_Input records_
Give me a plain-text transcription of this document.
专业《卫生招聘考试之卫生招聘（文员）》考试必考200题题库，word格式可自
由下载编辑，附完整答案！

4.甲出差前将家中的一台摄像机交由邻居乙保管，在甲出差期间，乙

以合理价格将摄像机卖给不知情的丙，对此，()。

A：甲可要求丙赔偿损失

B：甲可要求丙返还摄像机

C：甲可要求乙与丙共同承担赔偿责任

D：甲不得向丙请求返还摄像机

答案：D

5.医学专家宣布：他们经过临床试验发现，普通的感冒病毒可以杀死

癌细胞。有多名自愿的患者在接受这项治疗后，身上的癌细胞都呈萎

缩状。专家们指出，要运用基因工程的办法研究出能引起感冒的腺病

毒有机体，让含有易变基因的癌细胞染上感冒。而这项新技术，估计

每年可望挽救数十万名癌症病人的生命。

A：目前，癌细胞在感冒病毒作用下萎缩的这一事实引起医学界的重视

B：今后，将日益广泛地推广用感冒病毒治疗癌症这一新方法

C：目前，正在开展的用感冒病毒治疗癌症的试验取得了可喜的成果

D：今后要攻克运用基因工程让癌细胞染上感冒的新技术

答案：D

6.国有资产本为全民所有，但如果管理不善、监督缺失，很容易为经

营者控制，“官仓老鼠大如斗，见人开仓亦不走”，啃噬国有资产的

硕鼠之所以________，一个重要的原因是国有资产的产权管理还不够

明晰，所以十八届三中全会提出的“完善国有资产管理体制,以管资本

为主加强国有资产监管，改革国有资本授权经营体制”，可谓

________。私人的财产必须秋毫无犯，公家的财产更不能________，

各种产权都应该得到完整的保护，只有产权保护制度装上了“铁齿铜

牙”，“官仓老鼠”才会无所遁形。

_Task to carry out_
Your task is to output all of the data above word for word.

_Answer to this task_
Give me a plain-text transcription of this document.
专业《卫生招聘考试之卫生招聘（文员）》考试必考200题题库，word格式可自
由下载编辑，附完整答案！

4.甲出差前将家中的一台摄像机交由邻居乙保管，在甲出差期间，乙

以合理价格将摄像机卖给不知情的丙，对此，()。

A：甲可要求丙赔偿损失

B：甲可要求丙返还摄像机

C：甲可要求乙与丙共同承担赔偿责任

D：甲不得向丙请求返还摄像机

答案：D

5.医学专家宣布：他们经过临床试验发现，普通的感冒病毒可以杀死

癌细胞。有多名自愿的患者在接受这项治疗后，身上的癌细胞都呈萎

缩状。专家们指出，要运用基因工程的办法研究出能引起感冒的腺病

毒有机体，让含有易变基因的癌细胞染上感冒。而这项新技术，估计

每年可望挽救数十万名癌症病人的生命。

A：目前，癌细胞在感冒病毒作用下萎缩的这一事实引起医学界的重视

B：今后，将日益广泛地推广用感冒病毒治疗癌症这一新方法

C：目前，正在开展的用感冒病毒治疗癌症的试验取得了可喜的成果

D：今后要攻克运用基因工程让癌细胞染上感冒的新技术

答案：D

6.国有资产本为全民所有，但如果管理不善、监督缺失，很容易为经

营者控制，“官仓老鼠大如斗，见人开仓亦不走”，啃噬国有资产的

硕鼠之所以________，一个重要的原因是国有资产的产权管理还不够

明晰，所以十八届三中全会提出的“完善国有资产管理体制,以管资本

为主加强国有资产监管，改革国有资本授权经营体制”，可谓

________。私人的财产必须秋毫无犯，公家的财产更不能________，

各种产权都应该得到完整的保护，只有产权保护制度装上了“铁齿铜

牙”，“官仓老鼠”才会无所遁形。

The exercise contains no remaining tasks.